[Data records]
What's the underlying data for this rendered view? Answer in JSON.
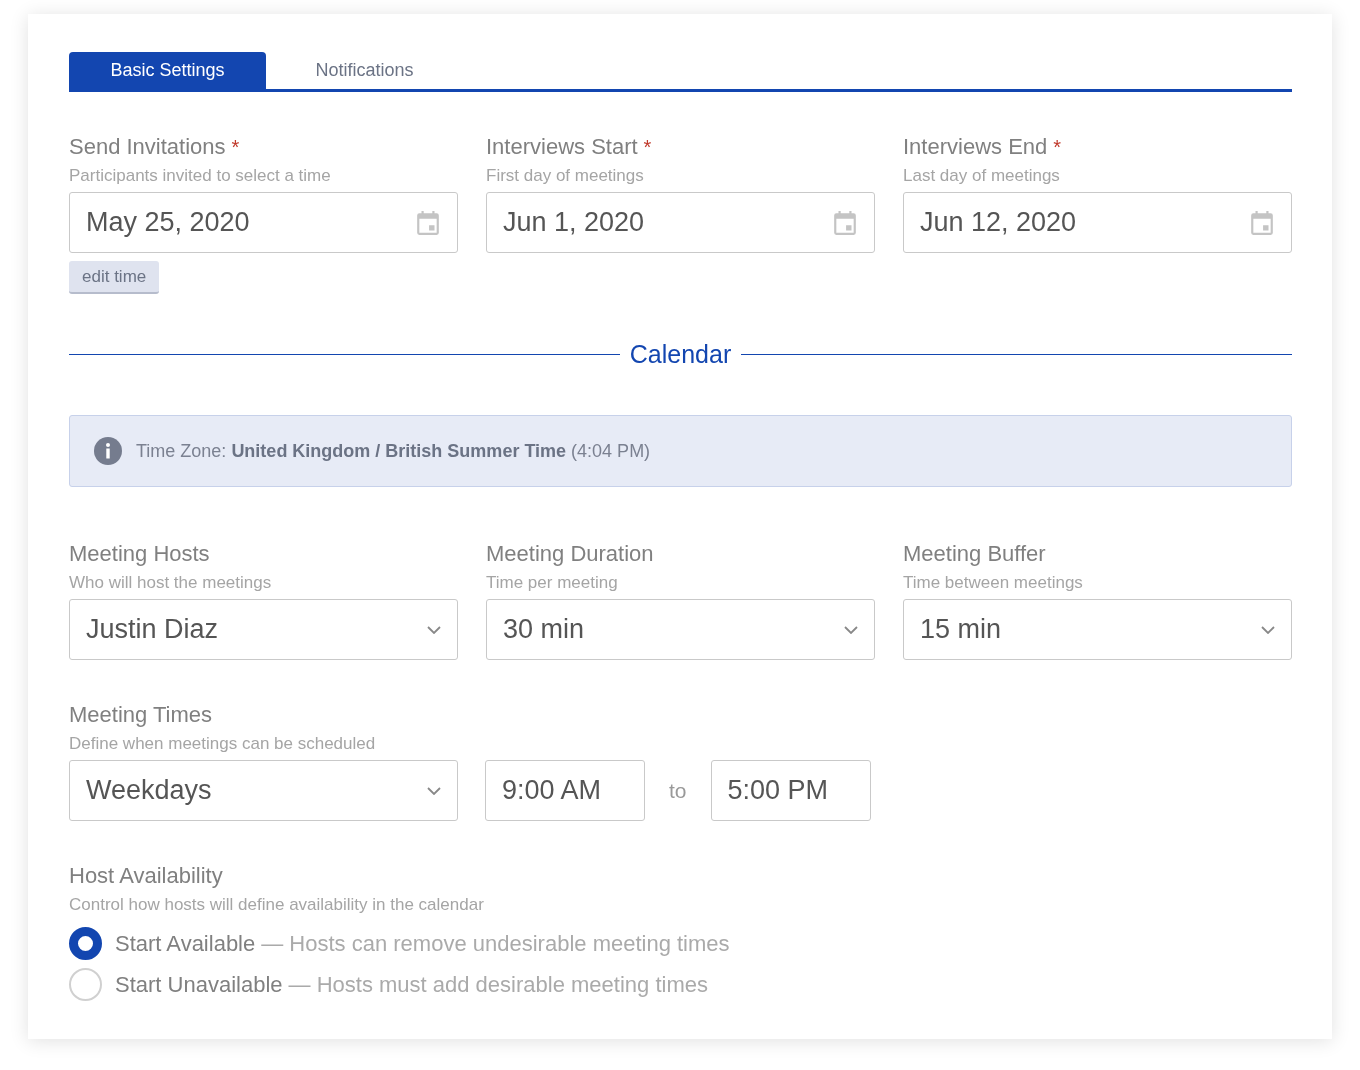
{
  "tabs": [
    {
      "label": "Basic Settings",
      "selected": true
    },
    {
      "label": "Notifications",
      "selected": false
    }
  ],
  "date_fields": [
    {
      "label": "Send Invitations",
      "required": true,
      "hint": "Participants invited to select a time",
      "value": "May 25, 2020"
    },
    {
      "label": "Interviews Start",
      "required": true,
      "hint": "First day of meetings",
      "value": "Jun 1, 2020"
    },
    {
      "label": "Interviews End",
      "required": true,
      "hint": "Last day of meetings",
      "value": "Jun 12, 2020"
    }
  ],
  "required_mark": "*",
  "edit_time_button": "edit time",
  "section_title": "Calendar",
  "time_zone_notice": "Time Zone: **United Kingdom / British Summer Time** (4:04 PM)",
  "select_fields": [
    {
      "label": "Meeting Hosts",
      "hint": "Who will host the meetings",
      "value": "Justin Diaz"
    },
    {
      "label": "Meeting Duration",
      "hint": "Time per meeting",
      "value": "30 min"
    },
    {
      "label": "Meeting Buffer",
      "hint": "Time between meetings",
      "value": "15 min"
    }
  ],
  "meeting_times": {
    "label": "Meeting Times",
    "hint": "Define when meetings can be scheduled",
    "days": "Weekdays",
    "start": "9:00 AM",
    "separator": "to",
    "end": "5:00 PM"
  },
  "host_availability": {
    "label": "Host Availability",
    "hint": "Control how hosts will define availability in the calendar",
    "options": [
      {
        "label": "Start Available",
        "description": "— Hosts can remove undesirable meeting times",
        "selected": true
      },
      {
        "label": "Start Unavailable",
        "description": "— Hosts must add desirable meeting times",
        "selected": false
      }
    ]
  }
}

EXERCISE OBJECTIVE >>
Leave the pictures out, and transcribe each of the records exactly.

OUTPUT BELOW >>
What's the underlying data for this rendered view? Answer in JSON.
{
  "tabs": [
    {
      "label": "Basic Settings",
      "selected": true
    },
    {
      "label": "Notifications",
      "selected": false
    }
  ],
  "date_fields": [
    {
      "label": "Send Invitations",
      "required": true,
      "hint": "Participants invited to select a time",
      "value": "May 25, 2020"
    },
    {
      "label": "Interviews Start",
      "required": true,
      "hint": "First day of meetings",
      "value": "Jun 1, 2020"
    },
    {
      "label": "Interviews End",
      "required": true,
      "hint": "Last day of meetings",
      "value": "Jun 12, 2020"
    }
  ],
  "required_mark": "*",
  "edit_time_button": "edit time",
  "section_title": "Calendar",
  "time_zone_notice": "Time Zone: **United Kingdom / British Summer Time** (4:04 PM)",
  "select_fields": [
    {
      "label": "Meeting Hosts",
      "hint": "Who will host the meetings",
      "value": "Justin Diaz"
    },
    {
      "label": "Meeting Duration",
      "hint": "Time per meeting",
      "value": "30 min"
    },
    {
      "label": "Meeting Buffer",
      "hint": "Time between meetings",
      "value": "15 min"
    }
  ],
  "meeting_times": {
    "label": "Meeting Times",
    "hint": "Define when meetings can be scheduled",
    "days": "Weekdays",
    "start": "9:00 AM",
    "separator": "to",
    "end": "5:00 PM"
  },
  "host_availability": {
    "label": "Host Availability",
    "hint": "Control how hosts will define availability in the calendar",
    "options": [
      {
        "label": "Start Available",
        "description": "— Hosts can remove undesirable meeting times",
        "selected": true
      },
      {
        "label": "Start Unavailable",
        "description": "— Hosts must add desirable meeting times",
        "selected": false
      }
    ]
  }
}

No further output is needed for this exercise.